▸ Source extract:

2. The integrated cooling and demolding mechanism for a casting mold according to claim 1, characterized in that: The inner wall of the U-shaped frame (12) is provided with a sliding groove (19). Both ends of the mounting plate (13) extend into the interior of the sliding groove (19), and the mounting plate (13) is slidably connected to the U-shaped frame (12). A support frame (2) is provided below both ends of the processing table (1), and the support frame (2) is fixedly connected to the processing table (1). An electrical control box (3) is provided at the front end of the processing table (1), and the electrical control box (3) is connected to the processing table (1) by screws.
3. The integrated cooling and demolding mechanism for a casting mold according to claim 1, characterized in that: A vibration motor (20) is provided above the center of the mounting plate (13), and the vibration motor (20) is connected to the mounting plate (13) by screws.
4. The integrated cooling and demolding mechanism for a casting mold according to claim 1, characterized in that: Heat dissipation fins (10) are provided on the outer surfaces of both the lower mold (4) and the upper mold (5), and the heat dissipation fins (10) are integrated with the lower mold (4) and the upper mold (5).
5. The integrated cooling and demolding mechanism for a casting mold according to claim 4, characterized in that: Fan assemblies (14) are provided on both sides of the processing table (1), and the fan assemblies (14) are connected to the processing table (1) by screws. The fan assemblies (14) are located below the heat dissipation fins (10).

▸ Tasks and exercises:
**A.** For each statement below, answer yes or no according to the casting mold claims, and quote the words of the claims that decide it. (i) The vibration motor is fastened to the mounting plate with screws. (ii) The heat dissipation fins are separate parts attached to the molds. (iii) The fan assemblies are positioned above the heat dissipation fins.
**B.** Summarize the casting mold claims in two sentences.
**C.** Continue the casting mold claims from where they stop.

▸ Stored entries:
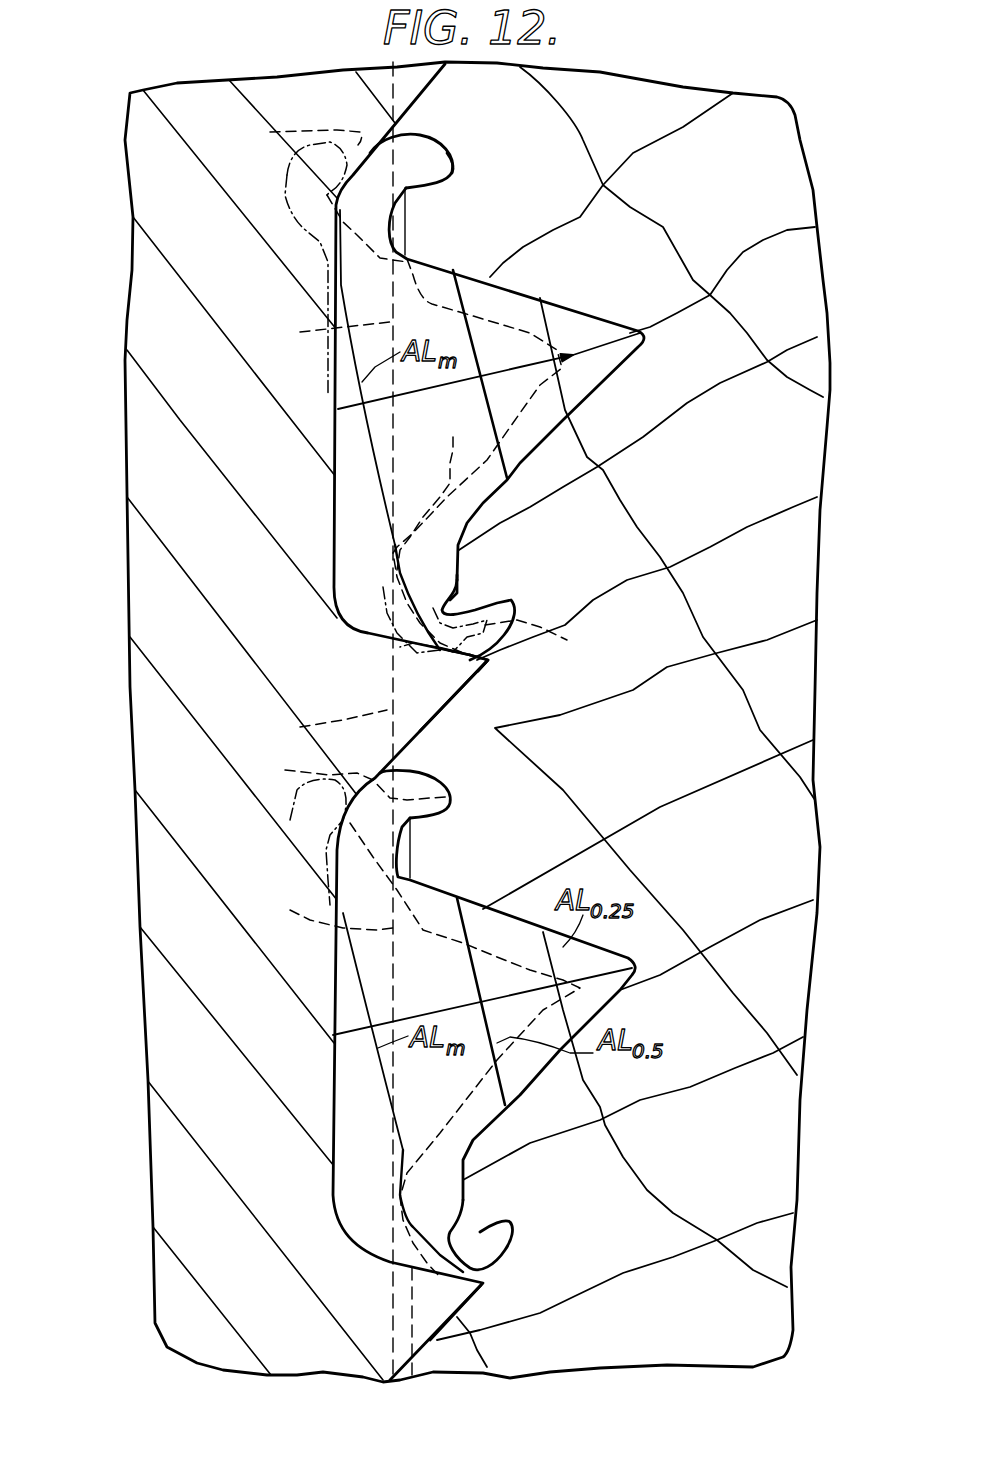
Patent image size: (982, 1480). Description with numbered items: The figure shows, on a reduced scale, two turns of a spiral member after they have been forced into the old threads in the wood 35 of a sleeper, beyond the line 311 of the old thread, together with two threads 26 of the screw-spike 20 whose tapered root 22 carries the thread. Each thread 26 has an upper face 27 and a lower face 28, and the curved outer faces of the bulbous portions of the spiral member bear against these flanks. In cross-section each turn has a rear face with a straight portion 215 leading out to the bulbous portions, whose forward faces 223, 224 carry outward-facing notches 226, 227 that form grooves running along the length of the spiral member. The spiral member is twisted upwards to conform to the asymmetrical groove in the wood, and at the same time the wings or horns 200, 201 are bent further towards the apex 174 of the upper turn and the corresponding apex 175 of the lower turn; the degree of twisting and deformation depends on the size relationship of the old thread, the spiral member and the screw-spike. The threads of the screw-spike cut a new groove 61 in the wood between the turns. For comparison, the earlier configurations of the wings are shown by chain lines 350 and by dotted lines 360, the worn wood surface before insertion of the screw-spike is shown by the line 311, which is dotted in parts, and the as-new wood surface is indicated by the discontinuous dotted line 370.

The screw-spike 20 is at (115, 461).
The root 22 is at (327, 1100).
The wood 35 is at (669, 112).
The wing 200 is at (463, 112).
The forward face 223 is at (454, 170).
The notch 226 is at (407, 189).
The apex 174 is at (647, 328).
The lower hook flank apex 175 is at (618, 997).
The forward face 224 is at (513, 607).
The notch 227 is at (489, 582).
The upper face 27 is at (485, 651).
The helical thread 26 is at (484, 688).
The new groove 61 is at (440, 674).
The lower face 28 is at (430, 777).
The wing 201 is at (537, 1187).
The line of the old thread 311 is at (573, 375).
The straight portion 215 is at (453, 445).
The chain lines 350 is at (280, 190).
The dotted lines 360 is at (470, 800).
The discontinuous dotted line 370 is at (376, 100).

▸ Results of the tasks:
**A.**
(i) Yes: "the vibration motor (20) is connected to the mounting plate (13) by screws."
(ii) No: "the heat dissipation fins (10) are integrated with the lower mold (4) and the upper mold (5)."
(iii) No: "The fan assemblies (14) are located below the heat dissipation fins (10)."

**B.** The mounting plate slides in a groove on the inner wall of the U-shaped frame and carries a vibration motor screwed above its center, while the processing table rests on a support frame and has an electrical control box screwed to its front end. Heat dissipation fins are integrated with the upper and lower molds, and fan assemblies screwed to both sides of the processing table sit below those fins.

**C.**
6. The integrated cooling and demolding mechanism for a casting mold according to claim 1, characterized in that: A connecting plate (6) is provided on both sides of the upper mold (5), and the connecting plate (6) is fixedly connected to the upper mold (5). A first electric telescopic rod (7) is provided on both sides of the lower mold (4), and the first electric telescopic rod (7) is connected to the processing table (1) by screws. The telescopic end of the first electric telescopic rod (7) is connected to the connecting plate (6).
7. The integrated cooling and demolding mechanism for a casting mold according to claim 1, characterized in that: The upper mold (5) has a through hole (9) at each of its four corners, and the lower mold (4) has a column (16) at each of its four corners. The column (16) is fixedly connected to the lower mold (4). The column (16) is correspondingly set with the through hole (9), and the column (16) is slidably connected to the upper mold (5).